• **Come procedere**
Aggiorna il brano sul discorso isterico qui sotto: riscrivi tutto da "Sì la questione" fino a "cosa si tratta.", mettendo "biglietto" al posto di "messaggio".

Sì questo "furor qualificandi" per cui le varie malattie, l’isteria, la paranoia ecc., come fossero la scarlattina, la leucemia, il morbillo, la lebbra, procede dalla situazione in cui si è trovata la psicanalisi, l’essere inventata tutto sommato da un medico, Freud era medico, se fosse stato un linguista ad inventarla sarebbe stata sicuramente un’altra cosa, o un logico matematico magari non si sarebbe dato così da fare per stabilire una nosografia rigida e determinata, ma si sarebbe soffermato di più su questioni prevalentemente logiche, su aspetti deduttivi, inferenziali. Certo la questione che pongo è legittima rispetto all’utilità di una cosa del genere ché se si considerano queste strutture, questi discorsi così come figure retoriche e cioè come atti linguistici, direbbe Searle, qualificarli in quella maniera può essere assolutamente superfluo …

  - Intervento: la questione è sempre quella di trovare il segno, l’utilità che offre un qualunque codice di traduzione di un sintomo, per esempio, come un segno…

Possono avere invece una valenza e un’utilità letteraria, appunto come figure retoriche, però per porre le condizioni perché un discorso possa ascoltarsi, perché una persona possa accorgersi di cosa sostiene il proprio discorso, di che cosa lo regge e cosa fa sì che giunga alle conclusioni a cui giunge, etichettarlo come isterico o paranoico non serve assolutamente a niente, è più una questione in questo caso logica, direi, linguistica, che medica…

  - Intervento: Riguardo all’ascolto che può esserci per una persona che si trova nel discorso isterico, la cui funzione in qualche modo è di passare la verità di un altro ad un altro, questo può ascoltare quello che dice, ma se è il discorso dell’altro che ascolta, non ci sarà ascolto del proprio discorso ma è sempre quello dell’altro che viene interpretato, sentito…

Sì la questione della responsabilità, si diceva che è l’aspetto centrale nel discorso isterico perché è elusa totalmente, al contrario di discorso paranoico…

- Intervento: ma la responsabilità nell’economia di questo discorso…

Non interviene proprio. Se io dovessi trasmettere un messaggio da Beatrice a Vera io non sarei responsabile del messaggio. In questo senso parlavo a proposito dell’isteria di non responsabilità perché non sa nemmeno granché di questo messaggio, sa soltanto che è la verità, altri in effetti devono interpretarlo e dire di cosa si tratta.

  - Intervento: il paradosso del discorso isterico…

Il discorso isterico manifesta questa sorta di paradosso di cui lei diceva rispetto al desiderio: "voglio assolutamente, ma non ci sarà nulla che mi soddisferà". A quel punto gira in tondo.

(Dati per riconoscere il layout dei documenti)
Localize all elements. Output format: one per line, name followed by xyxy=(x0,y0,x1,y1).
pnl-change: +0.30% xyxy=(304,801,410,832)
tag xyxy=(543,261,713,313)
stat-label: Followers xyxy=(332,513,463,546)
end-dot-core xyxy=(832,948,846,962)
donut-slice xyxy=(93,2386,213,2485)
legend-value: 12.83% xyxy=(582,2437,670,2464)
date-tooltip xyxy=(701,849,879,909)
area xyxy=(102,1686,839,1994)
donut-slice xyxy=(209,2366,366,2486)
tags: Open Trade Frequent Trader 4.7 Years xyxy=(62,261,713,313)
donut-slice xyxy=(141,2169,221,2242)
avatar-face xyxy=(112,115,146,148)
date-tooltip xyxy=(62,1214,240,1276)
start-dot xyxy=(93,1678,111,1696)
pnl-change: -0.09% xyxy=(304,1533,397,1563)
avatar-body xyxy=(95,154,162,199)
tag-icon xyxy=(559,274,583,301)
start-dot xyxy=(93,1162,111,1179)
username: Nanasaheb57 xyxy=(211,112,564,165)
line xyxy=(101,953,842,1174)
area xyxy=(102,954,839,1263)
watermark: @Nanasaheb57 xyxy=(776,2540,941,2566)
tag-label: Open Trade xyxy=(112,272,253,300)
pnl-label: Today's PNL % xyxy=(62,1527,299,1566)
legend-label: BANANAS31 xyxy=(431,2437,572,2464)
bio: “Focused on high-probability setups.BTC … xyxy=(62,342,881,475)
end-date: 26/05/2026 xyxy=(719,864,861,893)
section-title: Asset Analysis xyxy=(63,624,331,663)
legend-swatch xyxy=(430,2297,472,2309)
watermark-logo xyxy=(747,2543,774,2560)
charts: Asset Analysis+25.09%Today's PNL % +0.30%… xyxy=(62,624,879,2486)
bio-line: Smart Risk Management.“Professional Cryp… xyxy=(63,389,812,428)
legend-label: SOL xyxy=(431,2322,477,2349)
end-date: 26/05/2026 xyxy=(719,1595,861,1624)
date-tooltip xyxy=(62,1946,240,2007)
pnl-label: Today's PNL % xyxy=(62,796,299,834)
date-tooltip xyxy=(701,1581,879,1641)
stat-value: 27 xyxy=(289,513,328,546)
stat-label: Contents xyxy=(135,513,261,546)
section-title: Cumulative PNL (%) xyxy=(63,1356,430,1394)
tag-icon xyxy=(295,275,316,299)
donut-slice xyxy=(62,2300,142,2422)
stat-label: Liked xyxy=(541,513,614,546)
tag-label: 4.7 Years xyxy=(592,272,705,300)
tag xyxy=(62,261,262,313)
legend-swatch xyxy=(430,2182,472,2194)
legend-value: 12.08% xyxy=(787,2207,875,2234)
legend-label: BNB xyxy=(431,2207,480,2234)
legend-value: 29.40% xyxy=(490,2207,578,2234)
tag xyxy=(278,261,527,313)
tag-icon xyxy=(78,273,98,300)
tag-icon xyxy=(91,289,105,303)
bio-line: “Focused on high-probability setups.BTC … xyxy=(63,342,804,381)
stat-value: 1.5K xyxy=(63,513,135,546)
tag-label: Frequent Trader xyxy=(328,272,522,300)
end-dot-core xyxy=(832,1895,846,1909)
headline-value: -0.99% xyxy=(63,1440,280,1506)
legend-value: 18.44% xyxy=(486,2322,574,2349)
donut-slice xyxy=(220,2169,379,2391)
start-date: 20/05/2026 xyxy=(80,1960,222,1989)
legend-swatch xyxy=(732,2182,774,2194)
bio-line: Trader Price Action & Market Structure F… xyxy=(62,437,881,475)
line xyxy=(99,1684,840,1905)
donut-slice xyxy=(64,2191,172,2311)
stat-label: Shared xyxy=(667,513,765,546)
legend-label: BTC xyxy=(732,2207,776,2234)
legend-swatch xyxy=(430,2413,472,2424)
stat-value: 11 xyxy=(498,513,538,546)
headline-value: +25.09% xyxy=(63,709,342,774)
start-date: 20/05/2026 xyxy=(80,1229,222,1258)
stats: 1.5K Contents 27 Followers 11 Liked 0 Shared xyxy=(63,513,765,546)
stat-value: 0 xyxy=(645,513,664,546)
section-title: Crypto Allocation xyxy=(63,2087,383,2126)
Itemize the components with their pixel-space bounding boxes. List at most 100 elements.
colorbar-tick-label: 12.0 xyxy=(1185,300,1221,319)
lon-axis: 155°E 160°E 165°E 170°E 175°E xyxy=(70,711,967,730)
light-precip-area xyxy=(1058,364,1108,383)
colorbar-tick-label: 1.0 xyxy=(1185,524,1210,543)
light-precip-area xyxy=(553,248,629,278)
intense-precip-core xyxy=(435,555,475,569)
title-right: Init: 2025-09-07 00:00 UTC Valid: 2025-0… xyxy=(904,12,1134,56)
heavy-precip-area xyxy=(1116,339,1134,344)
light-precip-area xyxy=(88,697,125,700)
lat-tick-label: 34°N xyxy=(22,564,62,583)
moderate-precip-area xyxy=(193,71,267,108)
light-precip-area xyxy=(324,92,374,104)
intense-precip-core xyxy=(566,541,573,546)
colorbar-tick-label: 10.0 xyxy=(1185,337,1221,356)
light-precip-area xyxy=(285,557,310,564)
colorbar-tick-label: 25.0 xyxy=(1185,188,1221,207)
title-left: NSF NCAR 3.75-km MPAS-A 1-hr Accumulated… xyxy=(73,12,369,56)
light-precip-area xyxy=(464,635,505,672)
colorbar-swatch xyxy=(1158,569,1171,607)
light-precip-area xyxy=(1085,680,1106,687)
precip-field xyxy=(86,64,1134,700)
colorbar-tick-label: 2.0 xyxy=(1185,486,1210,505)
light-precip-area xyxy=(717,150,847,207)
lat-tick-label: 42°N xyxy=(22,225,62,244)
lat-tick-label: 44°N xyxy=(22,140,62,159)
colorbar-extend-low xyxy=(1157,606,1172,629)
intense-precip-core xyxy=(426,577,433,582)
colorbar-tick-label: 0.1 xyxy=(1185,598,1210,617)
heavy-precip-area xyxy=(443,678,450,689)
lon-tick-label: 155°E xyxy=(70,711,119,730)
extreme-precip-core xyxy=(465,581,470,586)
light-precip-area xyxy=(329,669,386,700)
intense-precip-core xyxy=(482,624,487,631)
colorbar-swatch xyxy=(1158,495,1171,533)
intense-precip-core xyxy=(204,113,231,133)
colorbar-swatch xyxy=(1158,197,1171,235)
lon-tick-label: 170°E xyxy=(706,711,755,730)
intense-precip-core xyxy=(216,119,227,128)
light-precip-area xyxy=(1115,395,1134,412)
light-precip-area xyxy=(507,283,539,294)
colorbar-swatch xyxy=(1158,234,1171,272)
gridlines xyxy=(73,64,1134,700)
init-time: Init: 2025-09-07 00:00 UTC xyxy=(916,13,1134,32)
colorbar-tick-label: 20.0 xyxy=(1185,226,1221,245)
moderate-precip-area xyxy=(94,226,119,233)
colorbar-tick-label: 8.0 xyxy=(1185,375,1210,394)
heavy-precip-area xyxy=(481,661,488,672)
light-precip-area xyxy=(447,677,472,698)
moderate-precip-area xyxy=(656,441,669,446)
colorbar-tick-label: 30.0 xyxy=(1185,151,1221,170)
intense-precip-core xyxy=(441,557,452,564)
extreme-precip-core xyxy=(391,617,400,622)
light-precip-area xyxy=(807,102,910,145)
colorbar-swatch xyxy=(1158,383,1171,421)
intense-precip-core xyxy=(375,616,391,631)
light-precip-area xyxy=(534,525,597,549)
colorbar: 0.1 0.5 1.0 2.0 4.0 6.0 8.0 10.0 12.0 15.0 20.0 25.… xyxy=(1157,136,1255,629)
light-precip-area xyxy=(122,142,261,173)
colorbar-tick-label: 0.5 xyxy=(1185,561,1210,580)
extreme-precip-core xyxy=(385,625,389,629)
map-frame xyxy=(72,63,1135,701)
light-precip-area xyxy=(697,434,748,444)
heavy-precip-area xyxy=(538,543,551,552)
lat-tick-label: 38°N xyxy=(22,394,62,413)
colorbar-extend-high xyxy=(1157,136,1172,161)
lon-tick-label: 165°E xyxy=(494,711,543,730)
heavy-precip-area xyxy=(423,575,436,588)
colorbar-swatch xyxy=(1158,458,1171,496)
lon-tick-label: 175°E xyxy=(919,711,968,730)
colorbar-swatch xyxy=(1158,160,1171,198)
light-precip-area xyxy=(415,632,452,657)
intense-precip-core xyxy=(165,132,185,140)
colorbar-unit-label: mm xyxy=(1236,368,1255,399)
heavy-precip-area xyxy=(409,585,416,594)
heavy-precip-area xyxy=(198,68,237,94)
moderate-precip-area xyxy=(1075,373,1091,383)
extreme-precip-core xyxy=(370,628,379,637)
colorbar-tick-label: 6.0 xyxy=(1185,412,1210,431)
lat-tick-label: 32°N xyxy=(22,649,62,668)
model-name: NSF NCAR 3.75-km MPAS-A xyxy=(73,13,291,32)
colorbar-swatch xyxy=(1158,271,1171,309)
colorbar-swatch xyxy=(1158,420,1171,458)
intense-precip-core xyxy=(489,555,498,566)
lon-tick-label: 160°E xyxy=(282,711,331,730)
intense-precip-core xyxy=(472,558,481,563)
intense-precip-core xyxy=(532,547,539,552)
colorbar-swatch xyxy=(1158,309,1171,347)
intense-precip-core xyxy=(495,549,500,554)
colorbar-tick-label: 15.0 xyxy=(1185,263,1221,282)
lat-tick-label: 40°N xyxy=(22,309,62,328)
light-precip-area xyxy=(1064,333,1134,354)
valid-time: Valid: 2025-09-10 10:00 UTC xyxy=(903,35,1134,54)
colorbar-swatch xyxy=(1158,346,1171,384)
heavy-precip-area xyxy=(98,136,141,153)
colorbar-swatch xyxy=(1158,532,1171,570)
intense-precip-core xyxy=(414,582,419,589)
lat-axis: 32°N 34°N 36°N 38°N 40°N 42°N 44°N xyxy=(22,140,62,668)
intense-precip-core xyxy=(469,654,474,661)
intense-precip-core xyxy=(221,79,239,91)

• **La risposta**
Sì la questione della responsabilità, si diceva che è l’aspetto centrale nel discorso isterico perché è elusa totalmente, al contrario di discorso paranoico…

- Intervento: ma la responsabilità nell’economia di questo discorso…

Non interviene proprio. Se io dovessi trasmettere un biglietto da Beatrice a Vera io non sarei responsabile del biglietto. In questo senso parlavo a proposito dell’isteria di non responsabilità perché non sa nemmeno granché di questo biglietto, sa soltanto che è la verità, altri in effetti devono interpretarlo e dire di cosa si tratta.